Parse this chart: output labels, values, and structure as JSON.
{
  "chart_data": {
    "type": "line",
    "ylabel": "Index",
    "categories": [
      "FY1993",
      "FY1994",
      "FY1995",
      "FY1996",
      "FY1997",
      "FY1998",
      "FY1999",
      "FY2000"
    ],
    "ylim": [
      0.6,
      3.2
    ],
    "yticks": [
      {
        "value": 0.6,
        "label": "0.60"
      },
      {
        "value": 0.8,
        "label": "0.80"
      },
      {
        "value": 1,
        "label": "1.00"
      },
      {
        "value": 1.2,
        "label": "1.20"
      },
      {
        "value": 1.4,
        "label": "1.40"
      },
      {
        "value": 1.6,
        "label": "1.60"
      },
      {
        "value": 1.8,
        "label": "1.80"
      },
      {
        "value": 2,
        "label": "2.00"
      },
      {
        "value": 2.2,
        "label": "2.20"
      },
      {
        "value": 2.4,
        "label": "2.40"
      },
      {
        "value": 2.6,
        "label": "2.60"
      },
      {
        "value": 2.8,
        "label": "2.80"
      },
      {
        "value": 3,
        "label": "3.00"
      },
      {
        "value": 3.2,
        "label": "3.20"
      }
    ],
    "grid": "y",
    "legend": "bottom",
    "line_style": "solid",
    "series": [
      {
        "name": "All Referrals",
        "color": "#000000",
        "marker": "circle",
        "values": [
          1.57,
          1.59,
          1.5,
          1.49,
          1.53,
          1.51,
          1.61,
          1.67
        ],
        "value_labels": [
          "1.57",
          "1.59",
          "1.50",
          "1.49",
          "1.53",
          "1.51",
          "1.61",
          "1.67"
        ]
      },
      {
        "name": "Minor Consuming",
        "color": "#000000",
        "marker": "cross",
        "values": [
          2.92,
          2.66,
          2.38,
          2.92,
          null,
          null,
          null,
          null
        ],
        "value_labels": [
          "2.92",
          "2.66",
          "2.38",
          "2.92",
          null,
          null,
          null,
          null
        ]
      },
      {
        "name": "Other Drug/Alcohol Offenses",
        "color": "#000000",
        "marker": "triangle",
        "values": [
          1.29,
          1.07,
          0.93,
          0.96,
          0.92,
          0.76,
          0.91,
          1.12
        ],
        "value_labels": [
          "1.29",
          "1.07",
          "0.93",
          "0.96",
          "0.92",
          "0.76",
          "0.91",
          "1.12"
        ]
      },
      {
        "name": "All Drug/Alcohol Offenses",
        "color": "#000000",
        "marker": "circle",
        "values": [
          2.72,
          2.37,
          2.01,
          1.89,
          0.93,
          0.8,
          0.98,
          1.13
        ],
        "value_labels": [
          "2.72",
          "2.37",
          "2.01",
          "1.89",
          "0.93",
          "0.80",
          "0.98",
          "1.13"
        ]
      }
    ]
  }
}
================================
**Requirement**: Extract each line from the entries above that contains the string "Offenses".

**Exercise answer**:
        "name": "Other Drug/Alcohol Offenses",
        "name": "All Drug/Alcohol Offenses",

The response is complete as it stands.